> What the task asks: Print the entire listing. Each line must match the original exactly.

> Input data:
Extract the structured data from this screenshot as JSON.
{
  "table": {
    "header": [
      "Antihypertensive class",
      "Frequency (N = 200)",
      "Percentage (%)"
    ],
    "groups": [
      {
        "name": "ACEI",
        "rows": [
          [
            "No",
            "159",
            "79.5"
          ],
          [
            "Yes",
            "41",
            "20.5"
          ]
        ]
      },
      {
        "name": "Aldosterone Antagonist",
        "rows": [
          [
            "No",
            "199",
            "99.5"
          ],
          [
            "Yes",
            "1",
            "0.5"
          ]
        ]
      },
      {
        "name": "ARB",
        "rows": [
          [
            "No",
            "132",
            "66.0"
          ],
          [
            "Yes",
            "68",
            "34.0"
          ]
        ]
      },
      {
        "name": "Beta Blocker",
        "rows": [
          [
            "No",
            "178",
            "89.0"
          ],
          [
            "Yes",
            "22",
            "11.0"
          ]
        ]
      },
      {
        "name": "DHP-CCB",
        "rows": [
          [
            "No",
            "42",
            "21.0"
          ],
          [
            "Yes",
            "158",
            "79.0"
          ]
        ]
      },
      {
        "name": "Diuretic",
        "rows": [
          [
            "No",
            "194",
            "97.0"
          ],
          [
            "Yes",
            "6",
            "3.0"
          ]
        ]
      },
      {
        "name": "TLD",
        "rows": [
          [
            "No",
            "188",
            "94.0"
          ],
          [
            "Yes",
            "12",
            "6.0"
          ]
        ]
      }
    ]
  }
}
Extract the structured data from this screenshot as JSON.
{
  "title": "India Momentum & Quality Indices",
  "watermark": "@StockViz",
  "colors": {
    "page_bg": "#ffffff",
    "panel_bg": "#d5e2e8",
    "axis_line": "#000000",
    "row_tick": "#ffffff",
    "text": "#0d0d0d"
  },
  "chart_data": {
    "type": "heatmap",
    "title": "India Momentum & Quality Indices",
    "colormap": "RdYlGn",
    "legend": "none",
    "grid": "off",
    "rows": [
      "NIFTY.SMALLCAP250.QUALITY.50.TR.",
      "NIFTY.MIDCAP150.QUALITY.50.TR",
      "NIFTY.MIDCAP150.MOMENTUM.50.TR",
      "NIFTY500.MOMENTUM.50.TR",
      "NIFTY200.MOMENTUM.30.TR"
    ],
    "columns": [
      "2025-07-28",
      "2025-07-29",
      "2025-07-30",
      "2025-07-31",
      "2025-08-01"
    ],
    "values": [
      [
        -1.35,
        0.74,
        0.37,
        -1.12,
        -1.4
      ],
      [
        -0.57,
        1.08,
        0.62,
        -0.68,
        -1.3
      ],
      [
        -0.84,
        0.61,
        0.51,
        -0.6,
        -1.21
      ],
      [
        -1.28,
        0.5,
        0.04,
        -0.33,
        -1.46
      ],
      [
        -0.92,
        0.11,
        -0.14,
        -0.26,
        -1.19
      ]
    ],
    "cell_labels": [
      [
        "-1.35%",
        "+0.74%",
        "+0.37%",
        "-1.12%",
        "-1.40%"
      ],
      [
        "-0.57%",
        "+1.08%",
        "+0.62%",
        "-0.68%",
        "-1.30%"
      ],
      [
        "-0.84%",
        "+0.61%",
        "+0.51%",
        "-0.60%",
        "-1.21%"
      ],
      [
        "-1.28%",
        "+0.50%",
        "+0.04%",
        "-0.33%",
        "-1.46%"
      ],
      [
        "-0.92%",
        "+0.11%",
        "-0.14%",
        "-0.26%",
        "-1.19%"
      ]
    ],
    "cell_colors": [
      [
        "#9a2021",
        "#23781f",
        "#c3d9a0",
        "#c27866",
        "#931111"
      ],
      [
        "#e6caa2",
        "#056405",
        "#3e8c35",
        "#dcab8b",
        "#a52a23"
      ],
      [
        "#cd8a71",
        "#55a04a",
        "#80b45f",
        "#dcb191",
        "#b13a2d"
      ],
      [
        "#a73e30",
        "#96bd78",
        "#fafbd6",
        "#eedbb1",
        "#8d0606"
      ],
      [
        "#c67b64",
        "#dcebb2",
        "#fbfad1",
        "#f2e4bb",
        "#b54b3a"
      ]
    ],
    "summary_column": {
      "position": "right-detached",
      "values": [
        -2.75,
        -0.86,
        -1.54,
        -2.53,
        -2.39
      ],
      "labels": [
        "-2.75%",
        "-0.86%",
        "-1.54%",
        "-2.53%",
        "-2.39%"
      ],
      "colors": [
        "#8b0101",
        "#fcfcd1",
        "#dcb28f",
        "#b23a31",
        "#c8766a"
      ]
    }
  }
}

> Response to the task:
Extract the structured data from this screenshot as JSON.
{
  "table": {
    "header": [
      "Antihypertensive class",
      "Frequency (N = 200)",
      "Percentage (%)"
    ],
    "groups": [
      {
        "name": "ACEI",
        "rows": [
          [
            "No",
            "159",
            "79.5"
          ],
          [
            "Yes",
            "41",
            "20.5"
          ]
        ]
      },
      {
        "name": "Aldosterone Antagonist",
        "rows": [
          [
            "No",
            "199",
            "99.5"
          ],
          [
            "Yes",
            "1",
            "0.5"
          ]
        ]
      },
      {
        "name": "ARB",
        "rows": [
          [
            "No",
            "132",
            "66.0"
          ],
          [
            "Yes",
            "68",
            "34.0"
          ]
        ]
      },
      {
        "name": "Beta Blocker",
        "rows": [
          [
            "No",
            "178",
            "89.0"
          ],
          [
            "Yes",
            "22",
            "11.0"
          ]
        ]
      },
      {
        "name": "DHP-CCB",
        "rows": [
          [
            "No",
            "42",
            "21.0"
          ],
          [
            "Yes",
            "158",
            "79.0"
          ]
        ]
      },
      {
        "name": "Diuretic",
        "rows": [
          [
            "No",
            "194",
            "97.0"
          ],
          [
            "Yes",
            "6",
            "3.0"
          ]
        ]
      },
      {
        "name": "TLD",
        "rows": [
          [
            "No",
            "188",
            "94.0"
          ],
          [
            "Yes",
            "12",
            "6.0"
          ]
        ]
      }
    ]
  }
}
Extract the structured data from this screenshot as JSON.
{
  "title": "India Momentum & Quality Indices",
  "watermark": "@StockViz",
  "colors": {
    "page_bg": "#ffffff",
    "panel_bg": "#d5e2e8",
    "axis_line": "#000000",
    "row_tick": "#ffffff",
    "text": "#0d0d0d"
  },
  "chart_data": {
    "type": "heatmap",
    "title": "India Momentum & Quality Indices",
    "colormap": "RdYlGn",
    "legend": "none",
    "grid": "off",
    "rows": [
      "NIFTY.SMALLCAP250.QUALITY.50.TR.",
      "NIFTY.MIDCAP150.QUALITY.50.TR",
      "NIFTY.MIDCAP150.MOMENTUM.50.TR",
      "NIFTY500.MOMENTUM.50.TR",
      "NIFTY200.MOMENTUM.30.TR"
    ],
    "columns": [
      "2025-07-28",
      "2025-07-29",
      "2025-07-30",
      "2025-07-31",
      "2025-08-01"
    ],
    "values": [
      [
        -1.35,
        0.74,
        0.37,
        -1.12,
        -1.4
      ],
      [
        -0.57,
        1.08,
        0.62,
        -0.68,
        -1.3
      ],
      [
        -0.84,
        0.61,
        0.51,
        -0.6,
        -1.21
      ],
      [
        -1.28,
        0.5,
        0.04,
        -0.33,
        -1.46
      ],
      [
        -0.92,
        0.11,
        -0.14,
        -0.26,
        -1.19
      ]
    ],
    "cell_labels": [
      [
        "-1.35%",
        "+0.74%",
        "+0.37%",
        "-1.12%",
        "-1.40%"
      ],
      [
        "-0.57%",
        "+1.08%",
        "+0.62%",
        "-0.68%",
        "-1.30%"
      ],
      [
        "-0.84%",
        "+0.61%",
        "+0.51%",
        "-0.60%",
        "-1.21%"
      ],
      [
        "-1.28%",
        "+0.50%",
        "+0.04%",
        "-0.33%",
        "-1.46%"
      ],
      [
        "-0.92%",
        "+0.11%",
        "-0.14%",
        "-0.26%",
        "-1.19%"
      ]
    ],
    "cell_colors": [
      [
        "#9a2021",
        "#23781f",
        "#c3d9a0",
        "#c27866",
        "#931111"
      ],
      [
        "#e6caa2",
        "#056405",
        "#3e8c35",
        "#dcab8b",
        "#a52a23"
      ],
      [
        "#cd8a71",
        "#55a04a",
        "#80b45f",
        "#dcb191",
        "#b13a2d"
      ],
      [
        "#a73e30",
        "#96bd78",
        "#fafbd6",
        "#eedbb1",
        "#8d0606"
      ],
      [
        "#c67b64",
        "#dcebb2",
        "#fbfad1",
        "#f2e4bb",
        "#b54b3a"
      ]
    ],
    "summary_column": {
      "position": "right-detached",
      "values": [
        -2.75,
        -0.86,
        -1.54,
        -2.53,
        -2.39
      ],
      "labels": [
        "-2.75%",
        "-0.86%",
        "-1.54%",
        "-2.53%",
        "-2.39%"
      ],
      "colors": [
        "#8b0101",
        "#fcfcd1",
        "#dcb28f",
        "#b23a31",
        "#c8766a"
      ]
    }
  }
}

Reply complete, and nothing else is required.